## Start DATA FOR THIS EXERCISE
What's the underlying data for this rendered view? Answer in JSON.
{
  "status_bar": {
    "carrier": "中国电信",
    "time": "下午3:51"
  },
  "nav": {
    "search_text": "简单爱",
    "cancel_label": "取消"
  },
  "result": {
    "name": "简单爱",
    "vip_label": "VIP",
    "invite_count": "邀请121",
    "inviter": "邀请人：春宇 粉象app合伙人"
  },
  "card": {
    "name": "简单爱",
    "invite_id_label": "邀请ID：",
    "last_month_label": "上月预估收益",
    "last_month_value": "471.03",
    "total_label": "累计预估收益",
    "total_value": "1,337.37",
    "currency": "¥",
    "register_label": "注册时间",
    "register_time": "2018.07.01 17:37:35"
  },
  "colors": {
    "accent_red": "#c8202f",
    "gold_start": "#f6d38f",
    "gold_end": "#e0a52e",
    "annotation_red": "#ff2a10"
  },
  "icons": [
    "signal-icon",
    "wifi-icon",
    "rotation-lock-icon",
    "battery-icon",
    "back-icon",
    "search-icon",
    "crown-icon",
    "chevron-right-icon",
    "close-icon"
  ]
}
## End DATA FOR THIS EXERCISE
WORK REQUIRED: Reproduce each line verbatim.

TASK OUTPUT:
What's the underlying data for this rendered view? Answer in JSON.
{
  "status_bar": {
    "carrier": "中国电信",
    "time": "下午3:51"
  },
  "nav": {
    "search_text": "简单爱",
    "cancel_label": "取消"
  },
  "result": {
    "name": "简单爱",
    "vip_label": "VIP",
    "invite_count": "邀请121",
    "inviter": "邀请人：春宇 粉象app合伙人"
  },
  "card": {
    "name": "简单爱",
    "invite_id_label": "邀请ID：",
    "last_month_label": "上月预估收益",
    "last_month_value": "471.03",
    "total_label": "累计预估收益",
    "total_value": "1,337.37",
    "currency": "¥",
    "register_label": "注册时间",
    "register_time": "2018.07.01 17:37:35"
  },
  "colors": {
    "accent_red": "#c8202f",
    "gold_start": "#f6d38f",
    "gold_end": "#e0a52e",
    "annotation_red": "#ff2a10"
  },
  "icons": [
    "signal-icon",
    "wifi-icon",
    "rotation-lock-icon",
    "battery-icon",
    "back-icon",
    "search-icon",
    "crown-icon",
    "chevron-right-icon",
    "close-icon"
  ]
}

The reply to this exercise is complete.